Records from a collection of figures:
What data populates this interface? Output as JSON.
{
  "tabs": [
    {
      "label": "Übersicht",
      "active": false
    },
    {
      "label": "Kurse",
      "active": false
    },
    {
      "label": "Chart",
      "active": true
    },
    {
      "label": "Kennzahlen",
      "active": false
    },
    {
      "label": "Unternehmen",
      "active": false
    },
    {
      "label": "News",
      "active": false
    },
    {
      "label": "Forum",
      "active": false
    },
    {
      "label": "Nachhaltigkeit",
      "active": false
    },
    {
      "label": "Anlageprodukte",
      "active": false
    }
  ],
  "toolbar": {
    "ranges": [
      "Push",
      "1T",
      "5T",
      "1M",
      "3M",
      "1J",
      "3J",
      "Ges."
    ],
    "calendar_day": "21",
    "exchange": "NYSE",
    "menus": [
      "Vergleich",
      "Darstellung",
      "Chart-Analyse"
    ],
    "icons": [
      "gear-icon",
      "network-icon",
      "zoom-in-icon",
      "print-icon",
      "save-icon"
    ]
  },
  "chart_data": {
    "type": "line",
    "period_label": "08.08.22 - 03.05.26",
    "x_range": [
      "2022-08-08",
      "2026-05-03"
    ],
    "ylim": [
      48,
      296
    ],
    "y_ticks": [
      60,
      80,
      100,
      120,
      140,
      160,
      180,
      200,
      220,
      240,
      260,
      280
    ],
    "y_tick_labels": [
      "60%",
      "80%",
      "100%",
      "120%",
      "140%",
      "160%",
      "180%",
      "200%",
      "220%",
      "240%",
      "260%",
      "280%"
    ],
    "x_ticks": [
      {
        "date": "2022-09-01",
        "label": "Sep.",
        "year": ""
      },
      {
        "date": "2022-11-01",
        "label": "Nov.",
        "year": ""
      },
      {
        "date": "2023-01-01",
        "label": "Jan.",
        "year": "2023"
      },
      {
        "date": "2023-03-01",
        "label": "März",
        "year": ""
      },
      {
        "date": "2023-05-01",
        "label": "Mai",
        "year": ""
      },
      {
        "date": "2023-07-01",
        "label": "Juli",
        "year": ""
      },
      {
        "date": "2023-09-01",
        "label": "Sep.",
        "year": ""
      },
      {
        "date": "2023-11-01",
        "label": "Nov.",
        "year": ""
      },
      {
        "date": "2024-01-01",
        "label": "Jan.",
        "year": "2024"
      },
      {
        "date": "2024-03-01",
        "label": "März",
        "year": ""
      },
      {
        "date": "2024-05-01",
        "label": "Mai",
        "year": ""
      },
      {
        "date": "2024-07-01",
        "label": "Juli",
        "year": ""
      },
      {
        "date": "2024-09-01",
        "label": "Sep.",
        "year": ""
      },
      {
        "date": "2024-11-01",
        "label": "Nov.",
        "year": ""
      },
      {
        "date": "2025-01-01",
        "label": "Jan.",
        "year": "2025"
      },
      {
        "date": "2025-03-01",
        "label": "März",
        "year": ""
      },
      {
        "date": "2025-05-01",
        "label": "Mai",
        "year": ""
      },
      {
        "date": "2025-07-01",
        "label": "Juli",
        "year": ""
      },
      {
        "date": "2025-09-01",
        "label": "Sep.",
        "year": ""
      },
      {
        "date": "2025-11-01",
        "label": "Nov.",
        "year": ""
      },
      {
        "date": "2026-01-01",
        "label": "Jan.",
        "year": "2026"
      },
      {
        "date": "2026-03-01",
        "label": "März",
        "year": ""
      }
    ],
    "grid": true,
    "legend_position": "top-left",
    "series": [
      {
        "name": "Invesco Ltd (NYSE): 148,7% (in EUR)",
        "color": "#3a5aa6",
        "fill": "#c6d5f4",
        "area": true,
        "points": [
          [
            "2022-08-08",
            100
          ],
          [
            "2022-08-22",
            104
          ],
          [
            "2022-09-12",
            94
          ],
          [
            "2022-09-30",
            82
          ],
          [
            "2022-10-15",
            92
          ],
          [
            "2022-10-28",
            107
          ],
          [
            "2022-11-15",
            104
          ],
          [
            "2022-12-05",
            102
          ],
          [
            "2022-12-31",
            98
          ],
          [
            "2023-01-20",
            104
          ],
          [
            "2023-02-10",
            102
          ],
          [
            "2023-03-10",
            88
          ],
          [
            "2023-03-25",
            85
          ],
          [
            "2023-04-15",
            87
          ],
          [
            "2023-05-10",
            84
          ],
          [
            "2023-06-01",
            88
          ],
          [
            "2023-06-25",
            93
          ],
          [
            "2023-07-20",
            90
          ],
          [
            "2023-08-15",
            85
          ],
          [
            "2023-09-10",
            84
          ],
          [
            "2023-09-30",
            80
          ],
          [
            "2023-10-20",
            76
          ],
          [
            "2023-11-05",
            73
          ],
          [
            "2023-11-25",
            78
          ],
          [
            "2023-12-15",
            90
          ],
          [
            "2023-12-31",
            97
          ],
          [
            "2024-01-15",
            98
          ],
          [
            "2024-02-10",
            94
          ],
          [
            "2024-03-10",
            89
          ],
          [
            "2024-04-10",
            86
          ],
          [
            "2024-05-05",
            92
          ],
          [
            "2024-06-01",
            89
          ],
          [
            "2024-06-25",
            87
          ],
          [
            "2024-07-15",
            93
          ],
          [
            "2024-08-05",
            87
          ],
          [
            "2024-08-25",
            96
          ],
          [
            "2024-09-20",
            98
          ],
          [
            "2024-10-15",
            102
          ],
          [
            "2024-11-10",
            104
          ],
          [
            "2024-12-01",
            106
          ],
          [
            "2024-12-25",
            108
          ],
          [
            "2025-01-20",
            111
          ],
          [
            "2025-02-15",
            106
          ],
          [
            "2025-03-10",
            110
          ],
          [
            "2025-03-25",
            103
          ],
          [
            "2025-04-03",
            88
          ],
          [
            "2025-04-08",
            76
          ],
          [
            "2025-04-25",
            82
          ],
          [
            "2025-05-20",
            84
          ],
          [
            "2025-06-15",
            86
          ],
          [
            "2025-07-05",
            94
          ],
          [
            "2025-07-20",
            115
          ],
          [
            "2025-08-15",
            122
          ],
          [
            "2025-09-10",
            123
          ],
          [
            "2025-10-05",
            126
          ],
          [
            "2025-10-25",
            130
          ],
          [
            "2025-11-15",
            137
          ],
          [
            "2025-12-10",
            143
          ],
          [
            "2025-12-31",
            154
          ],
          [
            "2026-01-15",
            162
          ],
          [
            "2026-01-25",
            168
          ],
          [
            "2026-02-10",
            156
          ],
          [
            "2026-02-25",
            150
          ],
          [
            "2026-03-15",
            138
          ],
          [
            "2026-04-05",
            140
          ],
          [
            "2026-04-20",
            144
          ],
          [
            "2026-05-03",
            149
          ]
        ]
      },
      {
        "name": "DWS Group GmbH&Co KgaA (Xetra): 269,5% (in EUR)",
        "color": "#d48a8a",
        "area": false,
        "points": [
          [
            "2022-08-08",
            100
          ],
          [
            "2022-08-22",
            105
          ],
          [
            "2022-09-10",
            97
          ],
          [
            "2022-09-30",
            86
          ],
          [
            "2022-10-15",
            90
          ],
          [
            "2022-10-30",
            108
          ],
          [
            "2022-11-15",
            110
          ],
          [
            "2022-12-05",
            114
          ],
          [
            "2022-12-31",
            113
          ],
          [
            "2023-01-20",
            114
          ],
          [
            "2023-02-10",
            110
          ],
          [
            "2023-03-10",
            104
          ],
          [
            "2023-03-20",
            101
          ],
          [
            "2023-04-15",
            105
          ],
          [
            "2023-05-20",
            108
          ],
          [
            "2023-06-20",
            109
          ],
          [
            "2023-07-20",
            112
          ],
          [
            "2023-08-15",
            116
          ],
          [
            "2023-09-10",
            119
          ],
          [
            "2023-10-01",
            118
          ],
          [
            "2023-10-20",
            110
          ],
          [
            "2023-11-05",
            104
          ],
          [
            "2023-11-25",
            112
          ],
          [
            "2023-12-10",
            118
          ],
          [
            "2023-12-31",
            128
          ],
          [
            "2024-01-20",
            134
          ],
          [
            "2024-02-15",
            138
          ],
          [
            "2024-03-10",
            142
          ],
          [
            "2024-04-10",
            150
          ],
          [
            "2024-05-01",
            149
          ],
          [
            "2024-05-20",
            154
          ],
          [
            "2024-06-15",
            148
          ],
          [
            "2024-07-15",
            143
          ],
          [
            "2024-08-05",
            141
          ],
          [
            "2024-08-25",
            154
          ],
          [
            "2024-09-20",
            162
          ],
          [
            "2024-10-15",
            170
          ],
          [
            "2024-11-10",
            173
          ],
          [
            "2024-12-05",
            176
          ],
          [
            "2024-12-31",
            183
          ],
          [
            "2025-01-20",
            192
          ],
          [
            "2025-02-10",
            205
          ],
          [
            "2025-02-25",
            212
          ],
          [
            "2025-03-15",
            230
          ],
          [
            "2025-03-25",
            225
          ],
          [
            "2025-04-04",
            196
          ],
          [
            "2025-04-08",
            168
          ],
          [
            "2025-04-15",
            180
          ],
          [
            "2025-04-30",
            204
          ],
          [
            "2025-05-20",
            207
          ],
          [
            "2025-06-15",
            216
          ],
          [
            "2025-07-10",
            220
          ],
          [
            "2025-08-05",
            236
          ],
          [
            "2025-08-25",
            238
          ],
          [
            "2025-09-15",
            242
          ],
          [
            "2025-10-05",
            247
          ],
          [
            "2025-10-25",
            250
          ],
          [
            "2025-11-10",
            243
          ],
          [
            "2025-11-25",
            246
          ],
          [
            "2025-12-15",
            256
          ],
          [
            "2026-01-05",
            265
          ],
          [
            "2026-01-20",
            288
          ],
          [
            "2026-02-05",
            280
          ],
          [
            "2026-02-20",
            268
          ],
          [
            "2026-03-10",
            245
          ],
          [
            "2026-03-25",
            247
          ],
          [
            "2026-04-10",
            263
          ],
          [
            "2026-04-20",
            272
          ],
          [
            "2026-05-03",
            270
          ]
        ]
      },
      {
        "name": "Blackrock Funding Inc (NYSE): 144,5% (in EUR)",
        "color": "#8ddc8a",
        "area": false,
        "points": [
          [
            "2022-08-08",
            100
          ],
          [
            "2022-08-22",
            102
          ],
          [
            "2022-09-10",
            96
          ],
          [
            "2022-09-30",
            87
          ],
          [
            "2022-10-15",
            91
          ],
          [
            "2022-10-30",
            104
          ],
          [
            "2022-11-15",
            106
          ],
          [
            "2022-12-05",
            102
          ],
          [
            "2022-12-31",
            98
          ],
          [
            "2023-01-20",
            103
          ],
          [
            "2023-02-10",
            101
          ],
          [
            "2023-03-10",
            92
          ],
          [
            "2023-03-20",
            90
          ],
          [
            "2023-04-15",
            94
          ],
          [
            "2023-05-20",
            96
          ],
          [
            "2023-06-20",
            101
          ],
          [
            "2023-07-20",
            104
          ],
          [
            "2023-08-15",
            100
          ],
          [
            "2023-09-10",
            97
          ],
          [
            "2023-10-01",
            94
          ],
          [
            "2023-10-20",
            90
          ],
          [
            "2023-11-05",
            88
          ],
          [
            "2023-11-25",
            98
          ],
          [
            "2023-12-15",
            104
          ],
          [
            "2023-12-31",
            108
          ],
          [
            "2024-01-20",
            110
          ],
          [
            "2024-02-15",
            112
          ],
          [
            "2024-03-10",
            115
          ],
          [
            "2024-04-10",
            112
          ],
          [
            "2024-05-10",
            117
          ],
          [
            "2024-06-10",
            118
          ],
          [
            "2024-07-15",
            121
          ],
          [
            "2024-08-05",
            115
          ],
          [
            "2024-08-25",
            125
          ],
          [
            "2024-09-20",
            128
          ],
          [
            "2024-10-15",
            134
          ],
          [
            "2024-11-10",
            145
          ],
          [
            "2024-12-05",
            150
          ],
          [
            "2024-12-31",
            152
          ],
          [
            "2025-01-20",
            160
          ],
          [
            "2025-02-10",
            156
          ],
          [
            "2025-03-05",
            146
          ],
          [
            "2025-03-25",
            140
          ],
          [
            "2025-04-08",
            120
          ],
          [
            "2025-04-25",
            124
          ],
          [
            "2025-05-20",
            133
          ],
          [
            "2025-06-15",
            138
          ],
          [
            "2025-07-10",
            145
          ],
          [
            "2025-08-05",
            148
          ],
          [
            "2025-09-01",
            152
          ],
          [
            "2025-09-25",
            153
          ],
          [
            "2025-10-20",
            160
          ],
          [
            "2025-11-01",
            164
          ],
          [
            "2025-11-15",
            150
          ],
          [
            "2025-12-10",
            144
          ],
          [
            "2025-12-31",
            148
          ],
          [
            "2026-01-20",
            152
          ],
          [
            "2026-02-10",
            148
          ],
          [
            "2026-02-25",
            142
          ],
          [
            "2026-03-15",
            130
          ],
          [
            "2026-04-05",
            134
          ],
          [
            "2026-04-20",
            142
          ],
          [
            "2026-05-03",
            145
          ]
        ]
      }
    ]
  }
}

## [EXERCISE OBJECTIVE]
Filter the entries down to the lines containing "NYSE". Copy each of those lines.

## [OUTPUT OF THE EXERCISE]
    "exchange": "NYSE",
        "name": "Invesco Ltd (NYSE): 148,7% (in EUR)",
        "name": "Blackrock Funding Inc (NYSE): 144,5% (in EUR)",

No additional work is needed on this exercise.